**Stored data**
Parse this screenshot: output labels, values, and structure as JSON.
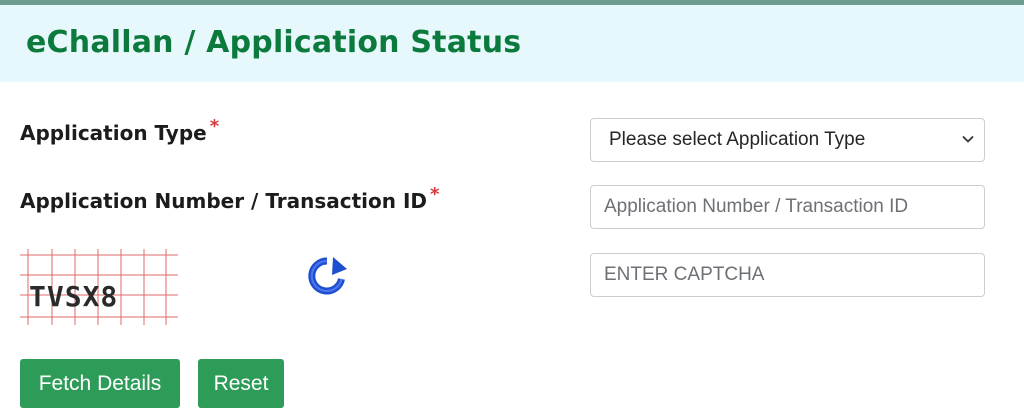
{
  "page": {
    "title": "eChallan / Application Status"
  },
  "form": {
    "application_type": {
      "label": "Application Type",
      "required_marker": "*",
      "selected_text": "Please select Application Type"
    },
    "application_number": {
      "label": "Application Number / Transaction ID",
      "required_marker": "*",
      "placeholder": "Application Number / Transaction ID",
      "value": ""
    },
    "captcha": {
      "image_text": "TVSX8",
      "placeholder": "ENTER CAPTCHA",
      "value": "",
      "refresh_icon": "refresh-icon"
    }
  },
  "buttons": {
    "fetch_label": "Fetch Details",
    "reset_label": "Reset"
  },
  "colors": {
    "title_green": "#0c7a3c",
    "header_bg": "#e6f8fb",
    "button_green": "#2e9c59",
    "required_red": "#d63a3a",
    "refresh_blue": "#1f4fd1"
  }
}
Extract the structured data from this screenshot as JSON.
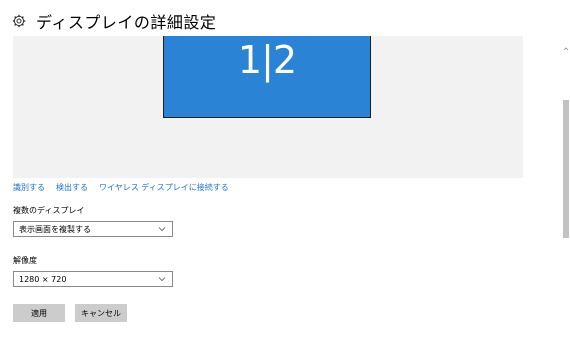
{
  "header": {
    "title": "ディスプレイの詳細設定",
    "icon": "gear-icon"
  },
  "preview": {
    "monitor_label": "1|2",
    "monitor_color": "#2b83d6",
    "background_color": "#f2f2f2"
  },
  "links": {
    "identify": "識別する",
    "detect": "検出する",
    "wireless": "ワイヤレス ディスプレイに接続する",
    "color": "#1e72c8"
  },
  "multiple_displays": {
    "label": "複数のディスプレイ",
    "selected": "表示画面を複製する"
  },
  "resolution": {
    "label": "解像度",
    "selected": "1280 × 720"
  },
  "buttons": {
    "apply": "適用",
    "cancel": "キャンセル"
  }
}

**Given instruction**
Using the listing, say how many lines include the word "Transaction", and add nothing else.

**Finished task**
2